** DIRECTIONS **
Once a line is found to contain "patients", copy it out of the listing.

** THE INPUT **
----------
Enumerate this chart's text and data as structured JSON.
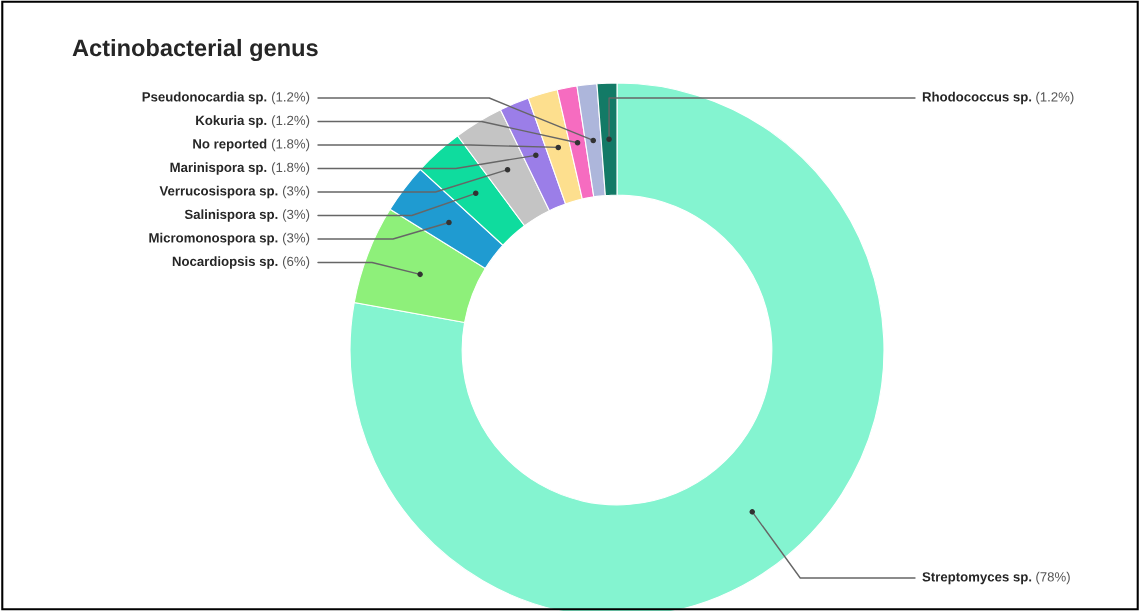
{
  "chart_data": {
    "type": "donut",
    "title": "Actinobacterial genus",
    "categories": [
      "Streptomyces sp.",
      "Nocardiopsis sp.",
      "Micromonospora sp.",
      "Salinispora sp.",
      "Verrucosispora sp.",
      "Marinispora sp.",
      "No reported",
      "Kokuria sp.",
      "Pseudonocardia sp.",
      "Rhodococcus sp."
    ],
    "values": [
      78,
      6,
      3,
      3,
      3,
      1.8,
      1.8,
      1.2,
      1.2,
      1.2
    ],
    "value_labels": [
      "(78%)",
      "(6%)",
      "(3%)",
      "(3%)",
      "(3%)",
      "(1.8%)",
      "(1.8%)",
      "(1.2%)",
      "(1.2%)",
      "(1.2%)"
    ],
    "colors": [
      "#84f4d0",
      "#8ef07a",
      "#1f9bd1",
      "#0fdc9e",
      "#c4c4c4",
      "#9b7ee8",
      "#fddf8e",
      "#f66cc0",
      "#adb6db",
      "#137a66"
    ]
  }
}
----------
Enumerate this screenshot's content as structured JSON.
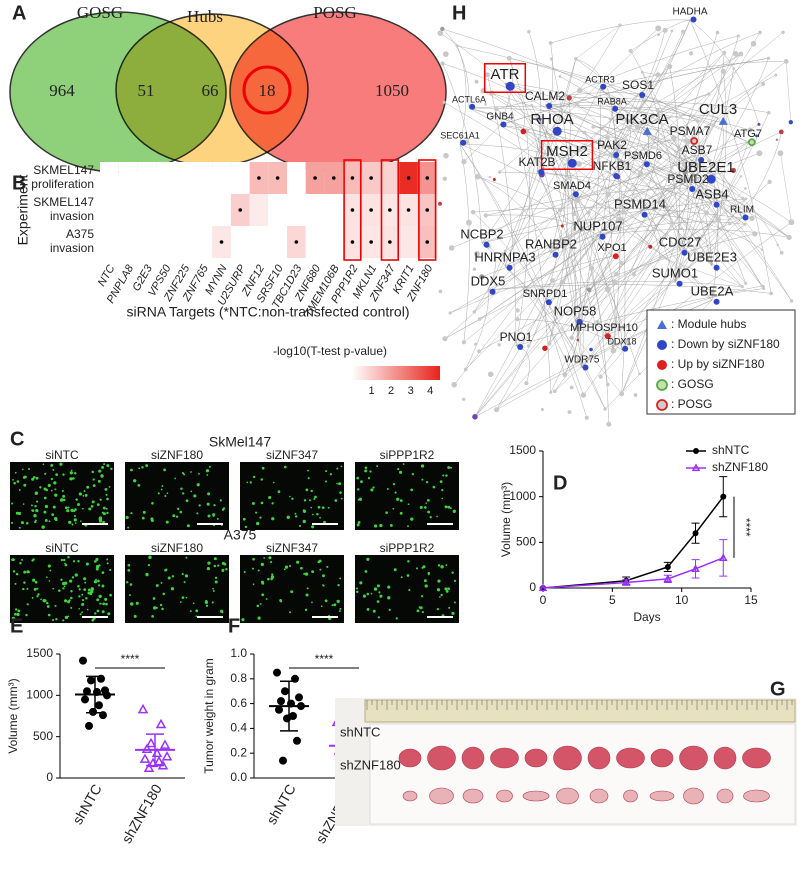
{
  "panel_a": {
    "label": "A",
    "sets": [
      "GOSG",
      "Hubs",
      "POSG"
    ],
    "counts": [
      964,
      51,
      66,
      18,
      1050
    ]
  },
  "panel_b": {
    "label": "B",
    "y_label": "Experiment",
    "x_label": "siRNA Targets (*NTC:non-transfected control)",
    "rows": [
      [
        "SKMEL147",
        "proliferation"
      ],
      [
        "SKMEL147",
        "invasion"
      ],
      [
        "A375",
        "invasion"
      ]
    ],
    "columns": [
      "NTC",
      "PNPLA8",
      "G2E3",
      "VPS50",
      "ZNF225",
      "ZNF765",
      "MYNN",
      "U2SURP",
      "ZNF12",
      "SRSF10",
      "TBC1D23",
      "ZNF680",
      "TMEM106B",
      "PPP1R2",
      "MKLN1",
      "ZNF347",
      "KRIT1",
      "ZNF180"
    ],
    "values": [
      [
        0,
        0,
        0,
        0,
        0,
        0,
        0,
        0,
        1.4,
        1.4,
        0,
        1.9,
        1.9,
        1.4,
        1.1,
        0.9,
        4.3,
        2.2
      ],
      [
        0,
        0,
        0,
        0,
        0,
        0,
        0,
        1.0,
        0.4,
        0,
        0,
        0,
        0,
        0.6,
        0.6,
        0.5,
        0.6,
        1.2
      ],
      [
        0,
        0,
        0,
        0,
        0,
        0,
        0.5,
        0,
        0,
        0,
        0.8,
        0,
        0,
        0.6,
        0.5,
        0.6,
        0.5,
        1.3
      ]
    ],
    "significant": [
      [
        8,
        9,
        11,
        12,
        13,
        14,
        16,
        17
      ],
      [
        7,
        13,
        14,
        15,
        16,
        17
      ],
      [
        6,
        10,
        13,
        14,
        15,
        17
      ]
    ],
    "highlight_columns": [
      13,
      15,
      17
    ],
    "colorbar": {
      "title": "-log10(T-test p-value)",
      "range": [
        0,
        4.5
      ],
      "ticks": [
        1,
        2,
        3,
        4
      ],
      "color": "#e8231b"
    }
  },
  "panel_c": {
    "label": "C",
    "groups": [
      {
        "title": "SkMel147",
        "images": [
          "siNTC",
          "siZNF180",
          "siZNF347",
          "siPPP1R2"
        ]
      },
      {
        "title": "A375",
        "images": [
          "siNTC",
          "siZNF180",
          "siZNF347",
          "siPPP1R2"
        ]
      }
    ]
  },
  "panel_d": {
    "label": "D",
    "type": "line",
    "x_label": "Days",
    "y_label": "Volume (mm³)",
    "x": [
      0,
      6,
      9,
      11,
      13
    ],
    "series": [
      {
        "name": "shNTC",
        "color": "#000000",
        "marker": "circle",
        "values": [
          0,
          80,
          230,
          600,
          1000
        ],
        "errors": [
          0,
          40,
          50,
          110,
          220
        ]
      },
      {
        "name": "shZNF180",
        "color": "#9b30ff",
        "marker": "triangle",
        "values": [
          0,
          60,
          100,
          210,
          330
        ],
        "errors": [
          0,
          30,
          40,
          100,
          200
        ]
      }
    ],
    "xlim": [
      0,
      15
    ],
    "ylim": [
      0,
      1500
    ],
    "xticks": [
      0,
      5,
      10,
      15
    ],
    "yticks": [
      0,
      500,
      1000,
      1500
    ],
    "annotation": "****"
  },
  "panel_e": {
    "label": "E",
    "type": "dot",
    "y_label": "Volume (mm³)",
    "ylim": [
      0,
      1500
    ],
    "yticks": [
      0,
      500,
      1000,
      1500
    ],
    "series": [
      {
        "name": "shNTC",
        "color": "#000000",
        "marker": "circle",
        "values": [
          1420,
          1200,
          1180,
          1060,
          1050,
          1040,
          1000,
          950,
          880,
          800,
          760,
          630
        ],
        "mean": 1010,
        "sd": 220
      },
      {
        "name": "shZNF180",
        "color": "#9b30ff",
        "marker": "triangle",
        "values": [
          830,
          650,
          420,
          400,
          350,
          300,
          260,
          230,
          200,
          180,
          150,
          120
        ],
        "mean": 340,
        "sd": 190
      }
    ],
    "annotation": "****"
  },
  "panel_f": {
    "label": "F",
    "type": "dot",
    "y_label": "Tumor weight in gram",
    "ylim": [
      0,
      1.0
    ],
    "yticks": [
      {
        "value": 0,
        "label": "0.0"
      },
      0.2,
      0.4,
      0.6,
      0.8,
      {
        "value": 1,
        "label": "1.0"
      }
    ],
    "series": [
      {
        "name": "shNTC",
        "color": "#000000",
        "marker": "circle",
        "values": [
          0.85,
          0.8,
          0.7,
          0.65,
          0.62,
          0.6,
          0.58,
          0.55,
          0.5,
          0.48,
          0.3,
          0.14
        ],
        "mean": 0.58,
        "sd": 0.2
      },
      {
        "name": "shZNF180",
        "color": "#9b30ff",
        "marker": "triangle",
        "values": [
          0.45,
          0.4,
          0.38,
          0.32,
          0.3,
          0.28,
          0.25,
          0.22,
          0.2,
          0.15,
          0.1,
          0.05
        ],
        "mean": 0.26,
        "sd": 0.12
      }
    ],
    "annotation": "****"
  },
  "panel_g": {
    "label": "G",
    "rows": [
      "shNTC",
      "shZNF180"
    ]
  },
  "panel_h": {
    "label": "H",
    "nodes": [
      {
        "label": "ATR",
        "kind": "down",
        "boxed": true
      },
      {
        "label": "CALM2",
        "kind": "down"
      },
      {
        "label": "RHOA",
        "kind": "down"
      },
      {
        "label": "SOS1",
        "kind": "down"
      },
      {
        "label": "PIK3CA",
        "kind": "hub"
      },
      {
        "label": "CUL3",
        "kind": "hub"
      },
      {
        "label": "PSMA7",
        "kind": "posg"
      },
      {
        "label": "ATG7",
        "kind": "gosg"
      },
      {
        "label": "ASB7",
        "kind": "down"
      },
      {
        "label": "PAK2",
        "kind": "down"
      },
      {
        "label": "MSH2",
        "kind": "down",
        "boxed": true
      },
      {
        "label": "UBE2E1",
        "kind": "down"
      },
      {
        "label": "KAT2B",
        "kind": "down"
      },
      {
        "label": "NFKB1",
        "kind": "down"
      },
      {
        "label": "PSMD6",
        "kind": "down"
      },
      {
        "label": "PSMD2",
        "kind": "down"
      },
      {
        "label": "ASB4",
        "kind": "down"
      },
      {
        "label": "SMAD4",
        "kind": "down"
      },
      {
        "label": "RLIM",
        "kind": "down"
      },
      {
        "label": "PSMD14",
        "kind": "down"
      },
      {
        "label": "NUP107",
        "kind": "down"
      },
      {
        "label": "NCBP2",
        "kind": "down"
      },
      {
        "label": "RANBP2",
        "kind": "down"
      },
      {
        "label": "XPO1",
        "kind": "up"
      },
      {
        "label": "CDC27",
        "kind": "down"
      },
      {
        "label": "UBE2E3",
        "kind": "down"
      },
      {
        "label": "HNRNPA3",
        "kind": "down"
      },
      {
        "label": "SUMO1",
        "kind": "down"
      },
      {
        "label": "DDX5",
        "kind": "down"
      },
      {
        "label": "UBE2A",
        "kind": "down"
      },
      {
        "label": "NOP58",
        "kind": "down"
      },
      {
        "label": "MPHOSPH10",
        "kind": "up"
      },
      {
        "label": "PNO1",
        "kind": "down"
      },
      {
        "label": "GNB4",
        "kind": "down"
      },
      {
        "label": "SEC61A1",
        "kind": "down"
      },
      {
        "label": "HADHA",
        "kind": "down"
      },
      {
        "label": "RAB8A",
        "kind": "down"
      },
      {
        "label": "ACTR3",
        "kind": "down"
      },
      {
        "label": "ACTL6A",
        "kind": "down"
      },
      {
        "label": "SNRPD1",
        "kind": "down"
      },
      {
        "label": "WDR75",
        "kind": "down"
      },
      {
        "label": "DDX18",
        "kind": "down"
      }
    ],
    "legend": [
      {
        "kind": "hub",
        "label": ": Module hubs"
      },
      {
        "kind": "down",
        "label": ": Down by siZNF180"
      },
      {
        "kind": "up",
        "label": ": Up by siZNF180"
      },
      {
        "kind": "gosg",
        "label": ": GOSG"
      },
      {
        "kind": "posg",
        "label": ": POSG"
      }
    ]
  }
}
----------
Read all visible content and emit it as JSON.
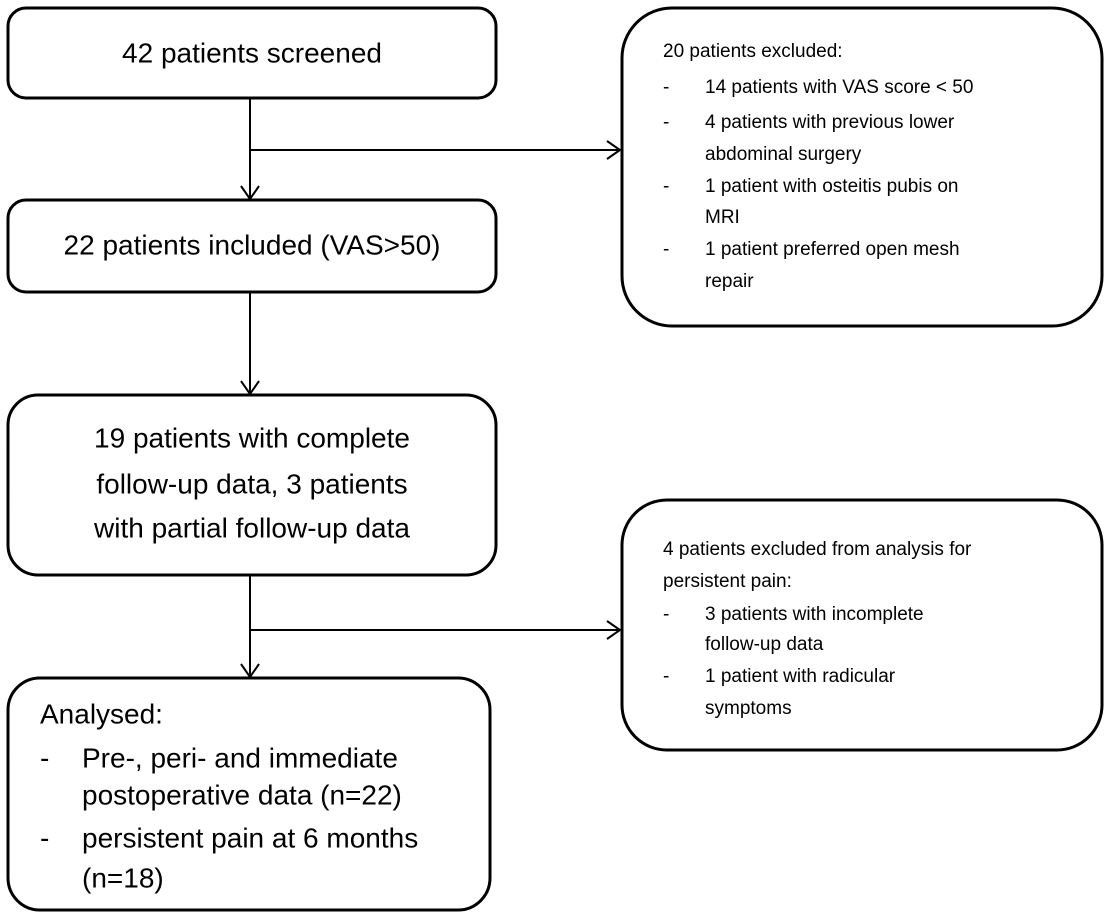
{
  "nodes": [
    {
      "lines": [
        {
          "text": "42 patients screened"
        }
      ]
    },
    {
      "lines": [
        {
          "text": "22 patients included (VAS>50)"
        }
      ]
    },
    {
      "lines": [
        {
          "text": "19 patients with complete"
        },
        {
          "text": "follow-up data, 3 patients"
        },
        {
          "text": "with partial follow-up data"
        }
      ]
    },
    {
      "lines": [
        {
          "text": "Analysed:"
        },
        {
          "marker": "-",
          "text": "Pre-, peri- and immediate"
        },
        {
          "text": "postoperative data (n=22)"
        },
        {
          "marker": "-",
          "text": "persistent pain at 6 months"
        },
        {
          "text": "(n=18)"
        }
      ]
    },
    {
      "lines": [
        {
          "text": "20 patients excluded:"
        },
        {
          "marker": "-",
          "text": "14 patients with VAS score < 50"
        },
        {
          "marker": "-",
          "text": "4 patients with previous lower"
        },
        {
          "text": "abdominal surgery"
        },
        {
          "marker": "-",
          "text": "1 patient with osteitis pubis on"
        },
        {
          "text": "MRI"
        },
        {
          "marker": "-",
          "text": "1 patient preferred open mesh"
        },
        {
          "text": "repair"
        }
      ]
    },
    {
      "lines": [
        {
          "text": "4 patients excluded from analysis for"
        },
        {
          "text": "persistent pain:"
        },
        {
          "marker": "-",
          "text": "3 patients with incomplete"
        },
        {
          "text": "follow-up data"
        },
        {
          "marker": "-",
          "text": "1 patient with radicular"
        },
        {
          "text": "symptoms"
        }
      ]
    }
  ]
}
----------
** ANSWER BELOW **
          "text": "42 patients screened"
          "text": "22 patients included (VAS>50)"
          "text": "19 patients with complete"
          "text": "follow-up data, 3 patients"
          "text": "20 patients excluded:"
          "text": "14 patients with VAS score < 50"
          "text": "4 patients with previous lower"
          "text": "4 patients excluded from analysis for"
          "text": "3 patients with incomplete"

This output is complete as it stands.